- Records to use

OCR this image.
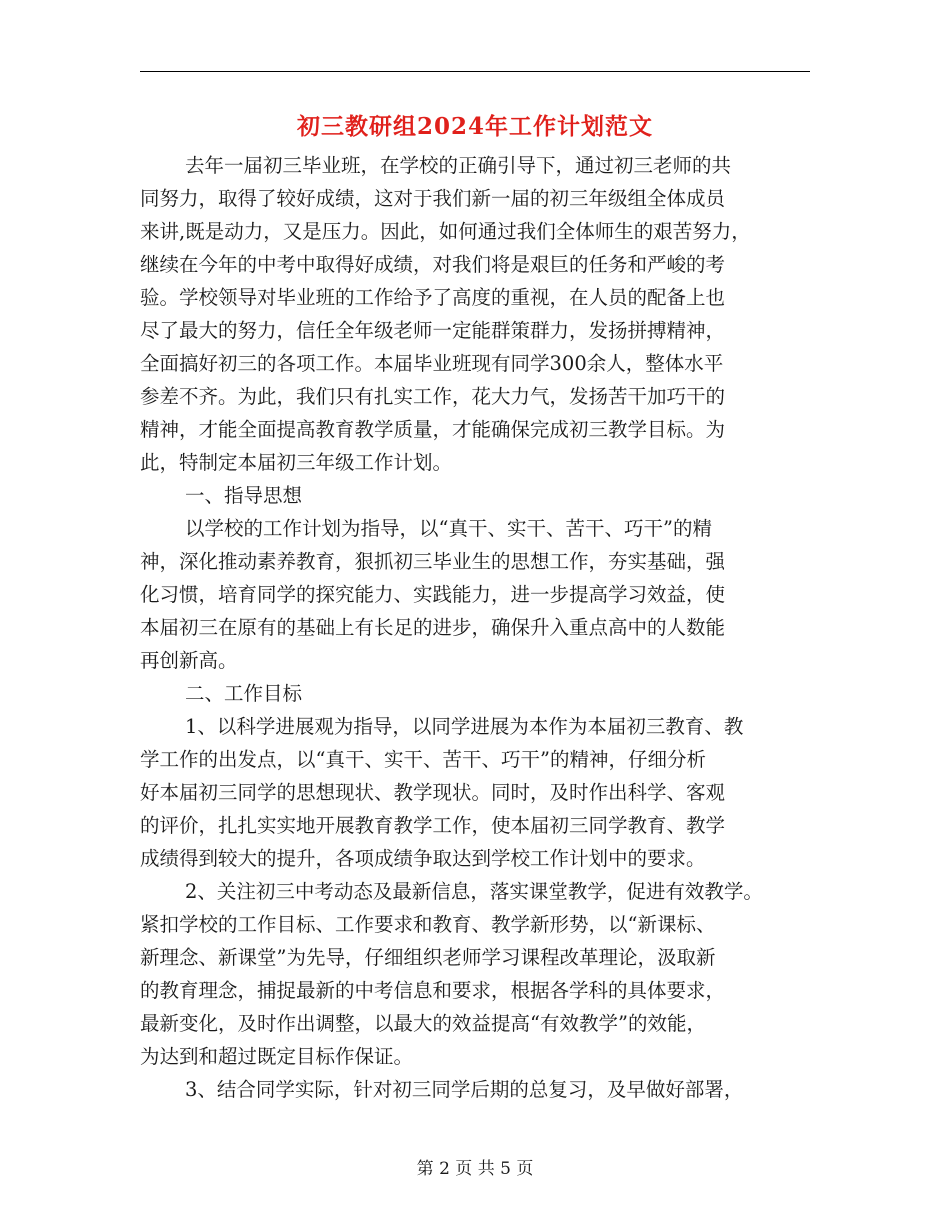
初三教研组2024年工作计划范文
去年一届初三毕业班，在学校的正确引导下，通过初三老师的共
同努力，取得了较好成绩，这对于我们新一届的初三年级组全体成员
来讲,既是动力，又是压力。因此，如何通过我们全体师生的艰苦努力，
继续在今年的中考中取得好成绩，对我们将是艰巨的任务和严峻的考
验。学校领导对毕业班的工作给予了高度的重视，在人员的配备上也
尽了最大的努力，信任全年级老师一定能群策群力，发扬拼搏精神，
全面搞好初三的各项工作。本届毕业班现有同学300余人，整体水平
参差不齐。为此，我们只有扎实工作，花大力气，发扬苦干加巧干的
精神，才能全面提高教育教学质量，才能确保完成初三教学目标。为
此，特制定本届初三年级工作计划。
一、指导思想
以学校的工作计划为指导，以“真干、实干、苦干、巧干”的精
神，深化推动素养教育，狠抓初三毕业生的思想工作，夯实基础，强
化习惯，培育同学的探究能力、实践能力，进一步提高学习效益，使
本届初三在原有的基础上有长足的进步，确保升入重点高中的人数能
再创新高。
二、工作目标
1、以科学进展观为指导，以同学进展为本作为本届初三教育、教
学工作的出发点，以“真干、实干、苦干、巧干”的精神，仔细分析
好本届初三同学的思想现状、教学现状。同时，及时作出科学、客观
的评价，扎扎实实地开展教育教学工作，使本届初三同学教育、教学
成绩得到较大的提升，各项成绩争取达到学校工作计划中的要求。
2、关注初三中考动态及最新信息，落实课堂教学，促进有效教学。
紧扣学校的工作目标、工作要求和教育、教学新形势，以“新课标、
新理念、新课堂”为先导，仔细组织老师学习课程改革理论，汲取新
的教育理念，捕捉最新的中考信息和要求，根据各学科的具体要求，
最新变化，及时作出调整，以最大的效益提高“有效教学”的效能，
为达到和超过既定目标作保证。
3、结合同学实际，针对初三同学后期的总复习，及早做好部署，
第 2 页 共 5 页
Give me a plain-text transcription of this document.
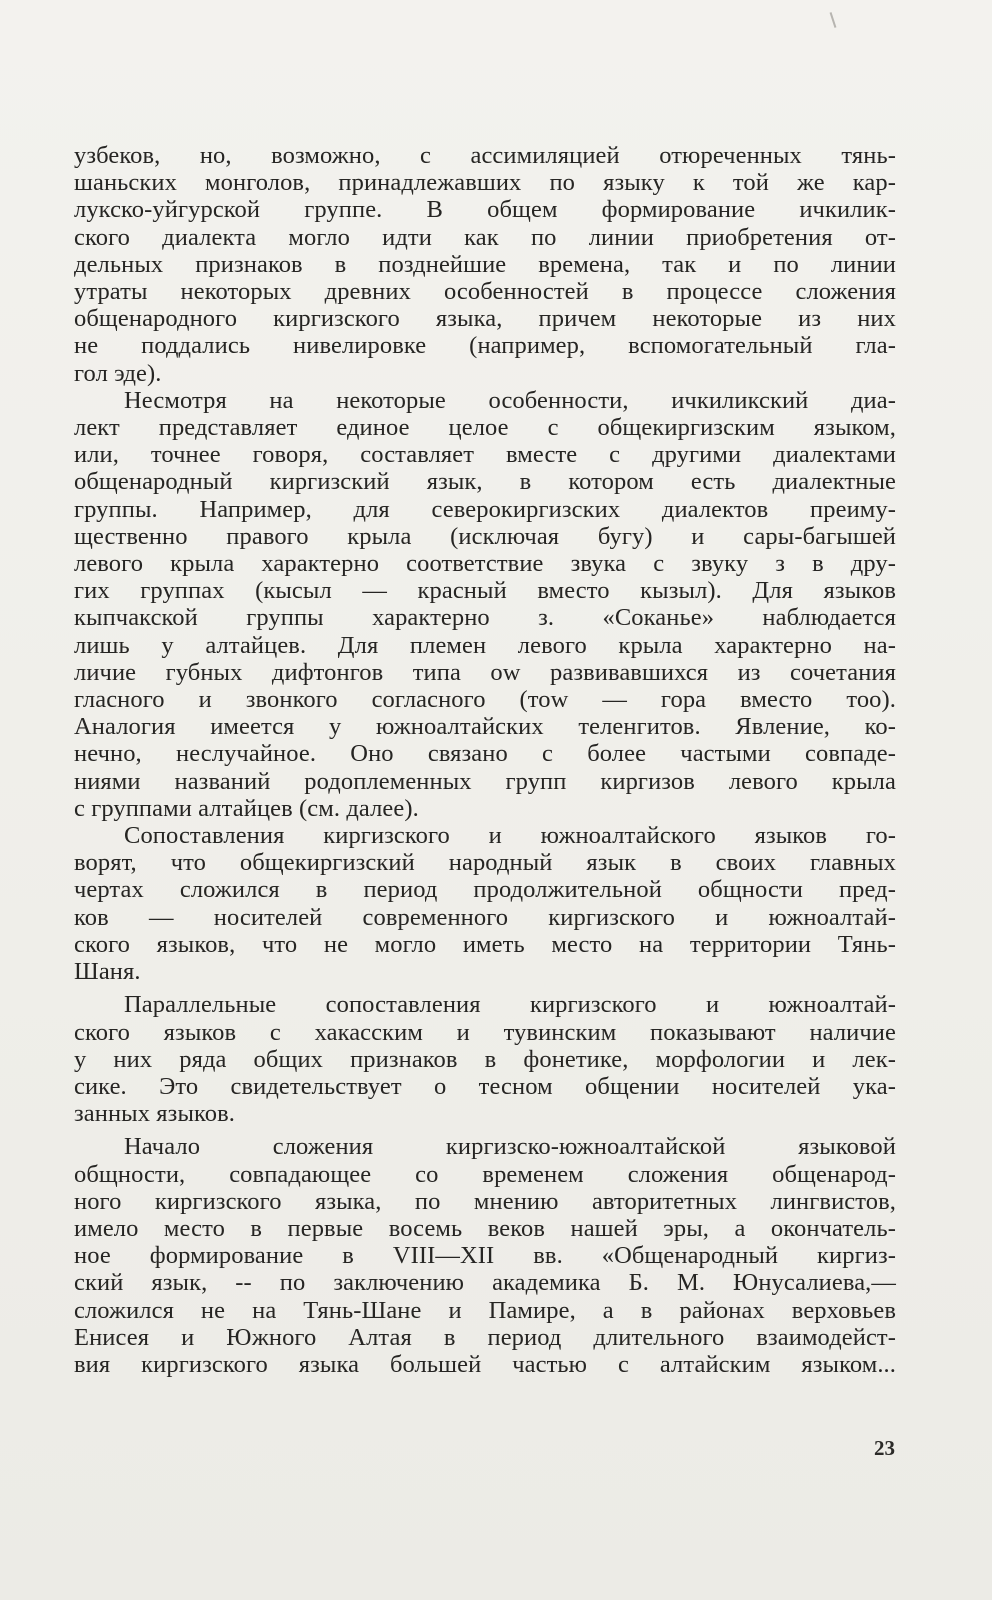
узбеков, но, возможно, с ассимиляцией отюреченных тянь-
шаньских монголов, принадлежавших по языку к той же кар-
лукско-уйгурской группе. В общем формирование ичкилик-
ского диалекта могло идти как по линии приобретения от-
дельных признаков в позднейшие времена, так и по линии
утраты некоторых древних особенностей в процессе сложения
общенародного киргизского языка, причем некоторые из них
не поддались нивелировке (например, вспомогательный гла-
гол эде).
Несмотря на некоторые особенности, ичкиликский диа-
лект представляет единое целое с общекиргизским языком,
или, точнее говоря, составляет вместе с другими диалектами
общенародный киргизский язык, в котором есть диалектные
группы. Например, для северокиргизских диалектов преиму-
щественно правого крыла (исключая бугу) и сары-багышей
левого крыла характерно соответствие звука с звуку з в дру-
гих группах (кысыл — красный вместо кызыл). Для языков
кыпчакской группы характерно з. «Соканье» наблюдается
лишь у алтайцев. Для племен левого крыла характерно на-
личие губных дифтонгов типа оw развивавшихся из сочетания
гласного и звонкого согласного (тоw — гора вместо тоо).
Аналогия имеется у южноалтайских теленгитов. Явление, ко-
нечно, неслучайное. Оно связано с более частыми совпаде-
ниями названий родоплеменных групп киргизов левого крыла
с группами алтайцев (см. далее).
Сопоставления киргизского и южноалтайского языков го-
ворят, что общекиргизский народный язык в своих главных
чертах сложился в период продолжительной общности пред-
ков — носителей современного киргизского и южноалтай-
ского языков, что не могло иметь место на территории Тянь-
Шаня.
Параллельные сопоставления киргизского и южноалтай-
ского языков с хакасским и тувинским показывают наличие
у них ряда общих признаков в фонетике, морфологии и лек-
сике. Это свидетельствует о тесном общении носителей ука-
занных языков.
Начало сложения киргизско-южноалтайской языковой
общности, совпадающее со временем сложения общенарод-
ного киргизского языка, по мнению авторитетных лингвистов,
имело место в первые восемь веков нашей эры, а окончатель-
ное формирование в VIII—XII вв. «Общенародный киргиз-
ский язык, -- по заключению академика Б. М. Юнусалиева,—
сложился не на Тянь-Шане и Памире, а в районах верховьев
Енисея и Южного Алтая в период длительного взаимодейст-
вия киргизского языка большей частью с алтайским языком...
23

---

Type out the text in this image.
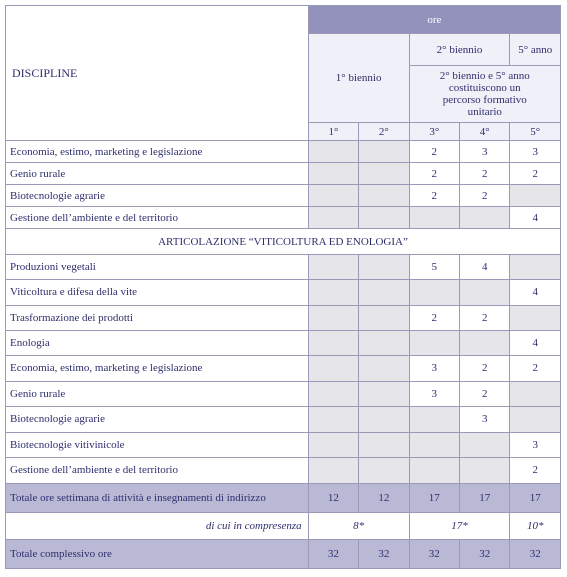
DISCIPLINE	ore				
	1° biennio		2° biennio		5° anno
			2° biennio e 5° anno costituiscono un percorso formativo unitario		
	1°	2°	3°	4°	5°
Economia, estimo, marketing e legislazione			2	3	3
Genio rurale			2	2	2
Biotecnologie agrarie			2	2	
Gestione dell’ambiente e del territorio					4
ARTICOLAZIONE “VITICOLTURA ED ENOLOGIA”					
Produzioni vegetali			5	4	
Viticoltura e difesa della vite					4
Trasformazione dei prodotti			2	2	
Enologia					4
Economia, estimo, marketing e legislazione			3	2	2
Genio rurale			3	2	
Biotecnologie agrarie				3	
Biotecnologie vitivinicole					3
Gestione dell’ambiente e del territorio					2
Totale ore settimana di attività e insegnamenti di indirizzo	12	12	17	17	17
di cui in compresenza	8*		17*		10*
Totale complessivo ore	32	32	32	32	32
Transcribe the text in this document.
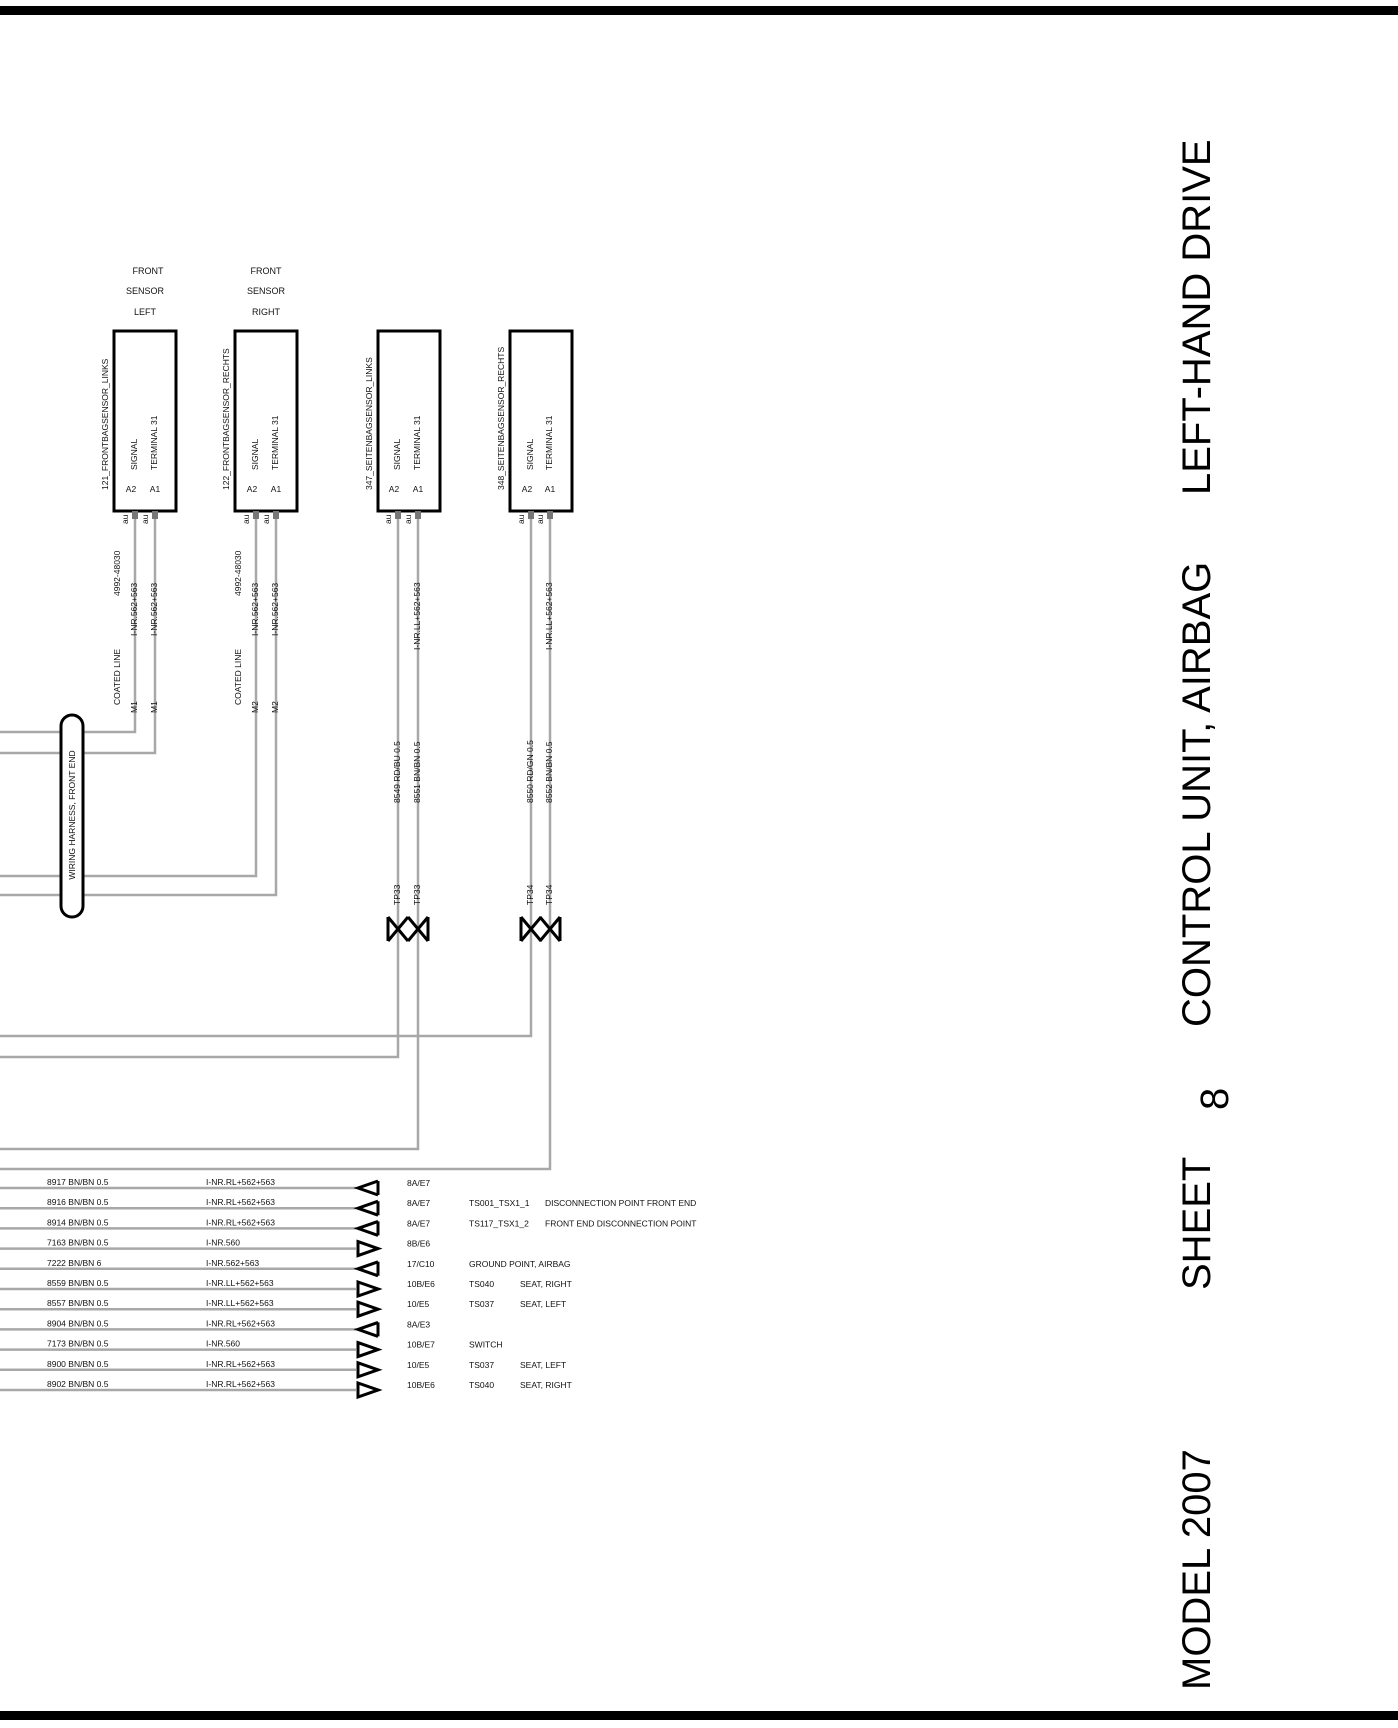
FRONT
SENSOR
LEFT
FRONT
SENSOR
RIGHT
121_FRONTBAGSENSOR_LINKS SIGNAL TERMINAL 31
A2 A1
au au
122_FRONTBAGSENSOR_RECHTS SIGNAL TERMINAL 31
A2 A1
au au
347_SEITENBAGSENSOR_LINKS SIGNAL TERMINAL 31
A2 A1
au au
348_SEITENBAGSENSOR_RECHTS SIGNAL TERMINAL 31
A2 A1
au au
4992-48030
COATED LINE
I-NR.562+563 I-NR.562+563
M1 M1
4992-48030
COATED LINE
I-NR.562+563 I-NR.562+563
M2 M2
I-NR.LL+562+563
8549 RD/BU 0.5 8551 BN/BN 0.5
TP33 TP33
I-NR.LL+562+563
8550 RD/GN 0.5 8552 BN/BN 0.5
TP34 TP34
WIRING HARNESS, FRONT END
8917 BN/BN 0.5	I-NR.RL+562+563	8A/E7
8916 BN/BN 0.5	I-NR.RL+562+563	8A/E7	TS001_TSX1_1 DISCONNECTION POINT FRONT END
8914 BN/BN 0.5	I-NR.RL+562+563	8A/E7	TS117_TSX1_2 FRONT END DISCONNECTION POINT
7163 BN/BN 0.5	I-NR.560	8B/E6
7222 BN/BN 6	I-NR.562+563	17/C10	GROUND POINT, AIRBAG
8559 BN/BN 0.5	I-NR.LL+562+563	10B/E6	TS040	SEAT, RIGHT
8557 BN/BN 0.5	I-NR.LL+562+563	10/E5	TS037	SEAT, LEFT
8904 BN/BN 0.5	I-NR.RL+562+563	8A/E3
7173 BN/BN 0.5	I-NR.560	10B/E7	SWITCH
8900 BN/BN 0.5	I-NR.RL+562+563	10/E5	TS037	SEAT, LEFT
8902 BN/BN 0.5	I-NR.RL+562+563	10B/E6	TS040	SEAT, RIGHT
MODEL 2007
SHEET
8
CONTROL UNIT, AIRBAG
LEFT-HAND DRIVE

--

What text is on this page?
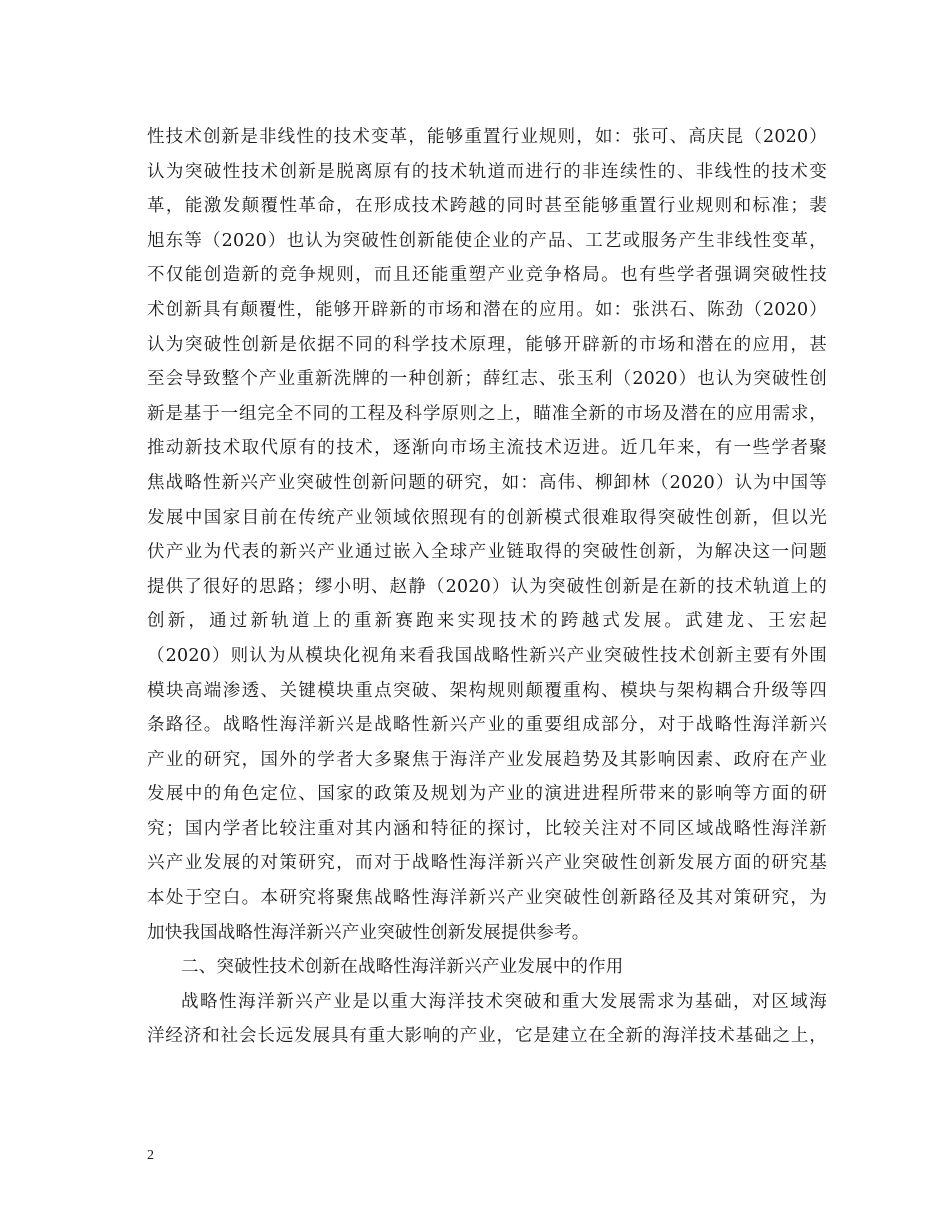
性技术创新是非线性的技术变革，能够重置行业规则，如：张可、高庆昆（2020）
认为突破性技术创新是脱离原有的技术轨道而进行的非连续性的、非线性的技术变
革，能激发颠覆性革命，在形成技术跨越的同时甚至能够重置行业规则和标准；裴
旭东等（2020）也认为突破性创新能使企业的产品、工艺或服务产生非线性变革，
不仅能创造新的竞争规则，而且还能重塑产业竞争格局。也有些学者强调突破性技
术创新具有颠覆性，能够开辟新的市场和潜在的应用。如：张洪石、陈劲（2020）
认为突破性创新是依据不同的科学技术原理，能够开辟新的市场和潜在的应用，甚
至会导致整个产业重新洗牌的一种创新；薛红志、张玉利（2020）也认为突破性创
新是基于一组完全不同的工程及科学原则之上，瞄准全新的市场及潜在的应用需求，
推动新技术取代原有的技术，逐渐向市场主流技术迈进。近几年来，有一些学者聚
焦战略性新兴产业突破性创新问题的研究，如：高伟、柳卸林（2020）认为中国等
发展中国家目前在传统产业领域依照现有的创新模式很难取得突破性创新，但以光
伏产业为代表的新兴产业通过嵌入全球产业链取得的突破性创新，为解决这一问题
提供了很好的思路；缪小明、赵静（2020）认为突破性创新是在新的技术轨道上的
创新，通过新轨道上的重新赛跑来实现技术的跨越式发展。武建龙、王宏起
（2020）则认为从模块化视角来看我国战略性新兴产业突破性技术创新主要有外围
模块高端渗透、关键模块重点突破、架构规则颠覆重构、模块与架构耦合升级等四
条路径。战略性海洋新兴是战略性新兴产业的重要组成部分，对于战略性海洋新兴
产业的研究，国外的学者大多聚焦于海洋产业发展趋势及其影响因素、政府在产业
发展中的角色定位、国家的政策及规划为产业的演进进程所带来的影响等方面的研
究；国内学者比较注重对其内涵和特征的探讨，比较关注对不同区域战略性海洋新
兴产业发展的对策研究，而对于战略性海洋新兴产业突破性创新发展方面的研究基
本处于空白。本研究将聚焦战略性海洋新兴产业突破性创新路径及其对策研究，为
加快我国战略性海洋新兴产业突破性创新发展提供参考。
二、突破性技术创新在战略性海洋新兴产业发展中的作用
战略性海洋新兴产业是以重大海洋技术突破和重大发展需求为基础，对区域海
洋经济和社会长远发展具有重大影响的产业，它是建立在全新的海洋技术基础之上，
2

- Aim of the task
Find the count of lines in the data above where the string "能够开辟新的市场和潜在的应用" occurs. Provide that number alone.

- Task answer
2